- _The request_:
Copy the data below exactly.

- _Supplied data_:
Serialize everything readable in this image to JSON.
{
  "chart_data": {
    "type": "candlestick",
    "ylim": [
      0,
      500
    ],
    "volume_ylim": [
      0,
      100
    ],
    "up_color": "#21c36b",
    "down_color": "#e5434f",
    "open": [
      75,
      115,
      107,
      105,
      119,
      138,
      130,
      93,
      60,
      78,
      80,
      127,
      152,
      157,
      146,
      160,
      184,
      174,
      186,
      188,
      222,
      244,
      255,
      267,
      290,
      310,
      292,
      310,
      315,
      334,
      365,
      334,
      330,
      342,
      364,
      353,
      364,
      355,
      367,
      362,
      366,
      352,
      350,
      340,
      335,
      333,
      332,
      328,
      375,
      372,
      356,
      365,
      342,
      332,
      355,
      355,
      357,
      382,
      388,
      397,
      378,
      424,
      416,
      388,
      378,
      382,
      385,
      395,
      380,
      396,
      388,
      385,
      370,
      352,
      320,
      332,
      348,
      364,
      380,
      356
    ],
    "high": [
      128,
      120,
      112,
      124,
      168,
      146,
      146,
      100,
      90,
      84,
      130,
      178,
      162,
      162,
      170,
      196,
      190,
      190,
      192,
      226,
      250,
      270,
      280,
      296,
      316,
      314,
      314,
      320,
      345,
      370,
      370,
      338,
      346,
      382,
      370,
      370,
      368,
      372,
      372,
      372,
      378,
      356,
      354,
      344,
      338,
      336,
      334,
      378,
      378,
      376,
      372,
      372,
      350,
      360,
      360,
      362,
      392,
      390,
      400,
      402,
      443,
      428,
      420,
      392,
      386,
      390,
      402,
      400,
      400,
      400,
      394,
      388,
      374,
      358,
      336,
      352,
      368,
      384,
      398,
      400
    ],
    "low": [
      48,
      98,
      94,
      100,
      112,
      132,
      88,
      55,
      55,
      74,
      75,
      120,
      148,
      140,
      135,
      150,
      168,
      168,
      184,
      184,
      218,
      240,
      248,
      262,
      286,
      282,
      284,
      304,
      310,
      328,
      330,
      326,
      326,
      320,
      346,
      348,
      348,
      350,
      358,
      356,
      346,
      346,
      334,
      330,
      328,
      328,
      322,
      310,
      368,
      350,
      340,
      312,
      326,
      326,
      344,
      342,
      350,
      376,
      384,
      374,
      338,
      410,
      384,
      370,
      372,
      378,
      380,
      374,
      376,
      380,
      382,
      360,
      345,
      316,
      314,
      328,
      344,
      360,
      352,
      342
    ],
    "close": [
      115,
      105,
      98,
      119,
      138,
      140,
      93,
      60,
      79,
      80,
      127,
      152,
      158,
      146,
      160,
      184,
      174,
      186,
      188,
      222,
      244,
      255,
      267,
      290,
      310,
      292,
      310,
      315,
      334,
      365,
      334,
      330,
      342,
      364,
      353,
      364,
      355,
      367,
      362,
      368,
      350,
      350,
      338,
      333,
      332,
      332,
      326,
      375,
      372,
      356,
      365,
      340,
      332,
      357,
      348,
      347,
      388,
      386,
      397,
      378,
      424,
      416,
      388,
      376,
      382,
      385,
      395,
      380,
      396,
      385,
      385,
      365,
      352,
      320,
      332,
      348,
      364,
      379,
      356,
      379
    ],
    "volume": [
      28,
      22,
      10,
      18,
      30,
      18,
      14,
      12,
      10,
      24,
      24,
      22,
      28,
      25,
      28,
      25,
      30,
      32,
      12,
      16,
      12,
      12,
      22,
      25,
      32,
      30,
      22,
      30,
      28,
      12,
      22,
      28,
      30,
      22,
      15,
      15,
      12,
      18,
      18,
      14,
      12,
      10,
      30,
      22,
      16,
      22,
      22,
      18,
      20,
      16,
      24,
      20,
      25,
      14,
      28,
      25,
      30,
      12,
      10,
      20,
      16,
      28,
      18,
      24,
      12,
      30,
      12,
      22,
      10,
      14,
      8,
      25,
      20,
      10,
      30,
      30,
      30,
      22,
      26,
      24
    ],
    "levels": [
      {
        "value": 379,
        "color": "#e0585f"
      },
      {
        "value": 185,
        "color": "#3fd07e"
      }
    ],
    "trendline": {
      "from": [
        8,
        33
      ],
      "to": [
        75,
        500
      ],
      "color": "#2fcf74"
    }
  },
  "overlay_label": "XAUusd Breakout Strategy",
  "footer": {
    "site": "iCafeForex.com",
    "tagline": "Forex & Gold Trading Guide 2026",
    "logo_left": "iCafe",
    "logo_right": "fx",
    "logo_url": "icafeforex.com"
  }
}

- _Solution to the problem_:
Serialize everything readable in this image to JSON.
{
  "chart_data": {
    "type": "candlestick",
    "ylim": [
      0,
      500
    ],
    "volume_ylim": [
      0,
      100
    ],
    "up_color": "#21c36b",
    "down_color": "#e5434f",
    "open": [
      75,
      115,
      107,
      105,
      119,
      138,
      130,
      93,
      60,
      78,
      80,
      127,
      152,
      157,
      146,
      160,
      184,
      174,
      186,
      188,
      222,
      244,
      255,
      267,
      290,
      310,
      292,
      310,
      315,
      334,
      365,
      334,
      330,
      342,
      364,
      353,
      364,
      355,
      367,
      362,
      366,
      352,
      350,
      340,
      335,
      333,
      332,
      328,
      375,
      372,
      356,
      365,
      342,
      332,
      355,
      355,
      357,
      382,
      388,
      397,
      378,
      424,
      416,
      388,
      378,
      382,
      385,
      395,
      380,
      396,
      388,
      385,
      370,
      352,
      320,
      332,
      348,
      364,
      380,
      356
    ],
    "high": [
      128,
      120,
      112,
      124,
      168,
      146,
      146,
      100,
      90,
      84,
      130,
      178,
      162,
      162,
      170,
      196,
      190,
      190,
      192,
      226,
      250,
      270,
      280,
      296,
      316,
      314,
      314,
      320,
      345,
      370,
      370,
      338,
      346,
      382,
      370,
      370,
      368,
      372,
      372,
      372,
      378,
      356,
      354,
      344,
      338,
      336,
      334,
      378,
      378,
      376,
      372,
      372,
      350,
      360,
      360,
      362,
      392,
      390,
      400,
      402,
      443,
      428,
      420,
      392,
      386,
      390,
      402,
      400,
      400,
      400,
      394,
      388,
      374,
      358,
      336,
      352,
      368,
      384,
      398,
      400
    ],
    "low": [
      48,
      98,
      94,
      100,
      112,
      132,
      88,
      55,
      55,
      74,
      75,
      120,
      148,
      140,
      135,
      150,
      168,
      168,
      184,
      184,
      218,
      240,
      248,
      262,
      286,
      282,
      284,
      304,
      310,
      328,
      330,
      326,
      326,
      320,
      346,
      348,
      348,
      350,
      358,
      356,
      346,
      346,
      334,
      330,
      328,
      328,
      322,
      310,
      368,
      350,
      340,
      312,
      326,
      326,
      344,
      342,
      350,
      376,
      384,
      374,
      338,
      410,
      384,
      370,
      372,
      378,
      380,
      374,
      376,
      380,
      382,
      360,
      345,
      316,
      314,
      328,
      344,
      360,
      352,
      342
    ],
    "close": [
      115,
      105,
      98,
      119,
      138,
      140,
      93,
      60,
      79,
      80,
      127,
      152,
      158,
      146,
      160,
      184,
      174,
      186,
      188,
      222,
      244,
      255,
      267,
      290,
      310,
      292,
      310,
      315,
      334,
      365,
      334,
      330,
      342,
      364,
      353,
      364,
      355,
      367,
      362,
      368,
      350,
      350,
      338,
      333,
      332,
      332,
      326,
      375,
      372,
      356,
      365,
      340,
      332,
      357,
      348,
      347,
      388,
      386,
      397,
      378,
      424,
      416,
      388,
      376,
      382,
      385,
      395,
      380,
      396,
      385,
      385,
      365,
      352,
      320,
      332,
      348,
      364,
      379,
      356,
      379
    ],
    "volume": [
      28,
      22,
      10,
      18,
      30,
      18,
      14,
      12,
      10,
      24,
      24,
      22,
      28,
      25,
      28,
      25,
      30,
      32,
      12,
      16,
      12,
      12,
      22,
      25,
      32,
      30,
      22,
      30,
      28,
      12,
      22,
      28,
      30,
      22,
      15,
      15,
      12,
      18,
      18,
      14,
      12,
      10,
      30,
      22,
      16,
      22,
      22,
      18,
      20,
      16,
      24,
      20,
      25,
      14,
      28,
      25,
      30,
      12,
      10,
      20,
      16,
      28,
      18,
      24,
      12,
      30,
      12,
      22,
      10,
      14,
      8,
      25,
      20,
      10,
      30,
      30,
      30,
      22,
      26,
      24
    ],
    "levels": [
      {
        "value": 379,
        "color": "#e0585f"
      },
      {
        "value": 185,
        "color": "#3fd07e"
      }
    ],
    "trendline": {
      "from": [
        8,
        33
      ],
      "to": [
        75,
        500
      ],
      "color": "#2fcf74"
    }
  },
  "overlay_label": "XAUusd Breakout Strategy",
  "footer": {
    "site": "iCafeForex.com",
    "tagline": "Forex & Gold Trading Guide 2026",
    "logo_left": "iCafe",
    "logo_right": "fx",
    "logo_url": "icafeforex.com"
  }
}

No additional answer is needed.